Supplied material
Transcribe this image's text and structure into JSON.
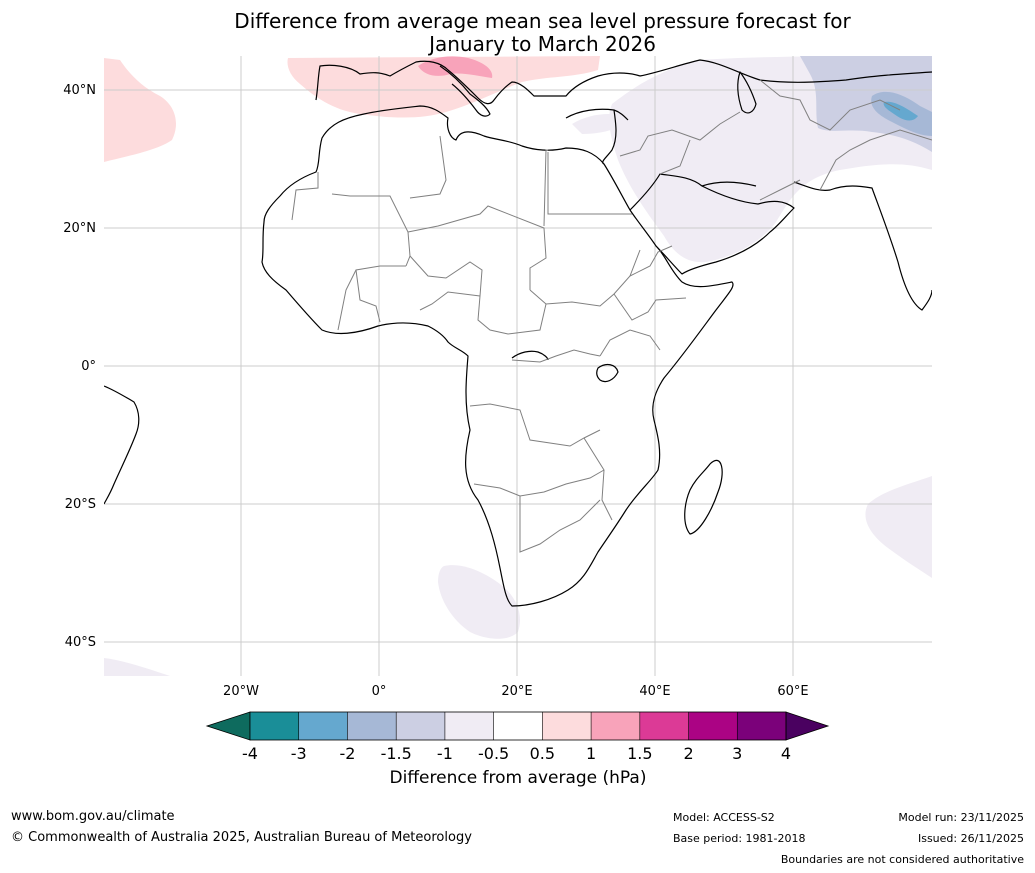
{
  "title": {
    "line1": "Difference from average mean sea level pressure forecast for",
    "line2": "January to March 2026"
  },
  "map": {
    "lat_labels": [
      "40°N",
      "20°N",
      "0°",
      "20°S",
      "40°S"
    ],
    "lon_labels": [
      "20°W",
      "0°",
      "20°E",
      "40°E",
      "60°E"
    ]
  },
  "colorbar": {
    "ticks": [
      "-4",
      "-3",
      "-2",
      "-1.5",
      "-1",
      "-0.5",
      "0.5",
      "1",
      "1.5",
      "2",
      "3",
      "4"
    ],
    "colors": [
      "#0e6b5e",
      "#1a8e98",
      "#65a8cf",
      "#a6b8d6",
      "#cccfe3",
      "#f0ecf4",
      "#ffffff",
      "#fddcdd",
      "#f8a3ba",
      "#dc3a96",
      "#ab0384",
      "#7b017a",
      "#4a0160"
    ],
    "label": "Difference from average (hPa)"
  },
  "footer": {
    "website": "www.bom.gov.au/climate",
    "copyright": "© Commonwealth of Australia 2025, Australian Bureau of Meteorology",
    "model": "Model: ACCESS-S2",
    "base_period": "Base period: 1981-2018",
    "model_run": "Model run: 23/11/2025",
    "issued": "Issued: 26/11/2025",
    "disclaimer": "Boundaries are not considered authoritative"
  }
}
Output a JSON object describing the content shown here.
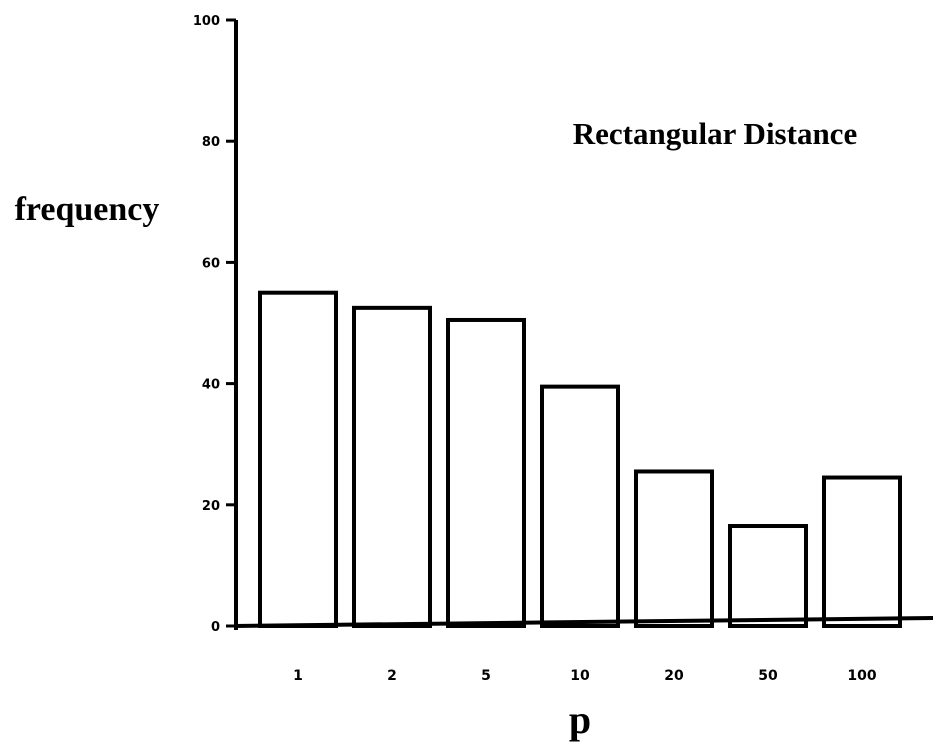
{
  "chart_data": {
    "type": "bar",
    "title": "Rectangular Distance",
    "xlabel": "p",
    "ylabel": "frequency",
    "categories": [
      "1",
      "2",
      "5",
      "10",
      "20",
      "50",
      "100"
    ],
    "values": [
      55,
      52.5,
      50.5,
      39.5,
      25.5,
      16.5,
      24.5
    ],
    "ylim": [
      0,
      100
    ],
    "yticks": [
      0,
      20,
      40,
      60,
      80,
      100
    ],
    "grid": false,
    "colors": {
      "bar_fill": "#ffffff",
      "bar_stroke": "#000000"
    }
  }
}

What is expected
Copy the material above exactly and drop the pictures.

The completed task
Transcribe this image's text and structure into JSON.
{
  "title": {
    "line1": "Difference from average mean sea level pressure forecast for",
    "line2": "January to March 2026"
  },
  "map": {
    "lat_labels": [
      "40°N",
      "20°N",
      "0°",
      "20°S",
      "40°S"
    ],
    "lon_labels": [
      "20°W",
      "0°",
      "20°E",
      "40°E",
      "60°E"
    ]
  },
  "colorbar": {
    "ticks": [
      "-4",
      "-3",
      "-2",
      "-1.5",
      "-1",
      "-0.5",
      "0.5",
      "1",
      "1.5",
      "2",
      "3",
      "4"
    ],
    "colors": [
      "#0e6b5e",
      "#1a8e98",
      "#65a8cf",
      "#a6b8d6",
      "#cccfe3",
      "#f0ecf4",
      "#ffffff",
      "#fddcdd",
      "#f8a3ba",
      "#dc3a96",
      "#ab0384",
      "#7b017a",
      "#4a0160"
    ],
    "label": "Difference from average (hPa)"
  },
  "footer": {
    "website": "www.bom.gov.au/climate",
    "copyright": "© Commonwealth of Australia 2025, Australian Bureau of Meteorology",
    "model": "Model: ACCESS-S2",
    "base_period": "Base period: 1981-2018",
    "model_run": "Model run: 23/11/2025",
    "issued": "Issued: 26/11/2025",
    "disclaimer": "Boundaries are not considered authoritative"
  }
}
Output a JSON object describing the content shown here.
{
  "chart_data": {
    "type": "bar",
    "title": "Rectangular Distance",
    "xlabel": "p",
    "ylabel": "frequency",
    "categories": [
      "1",
      "2",
      "5",
      "10",
      "20",
      "50",
      "100"
    ],
    "values": [
      55,
      52.5,
      50.5,
      39.5,
      25.5,
      16.5,
      24.5
    ],
    "ylim": [
      0,
      100
    ],
    "yticks": [
      0,
      20,
      40,
      60,
      80,
      100
    ],
    "grid": false,
    "colors": {
      "bar_fill": "#ffffff",
      "bar_stroke": "#000000"
    }
  }
}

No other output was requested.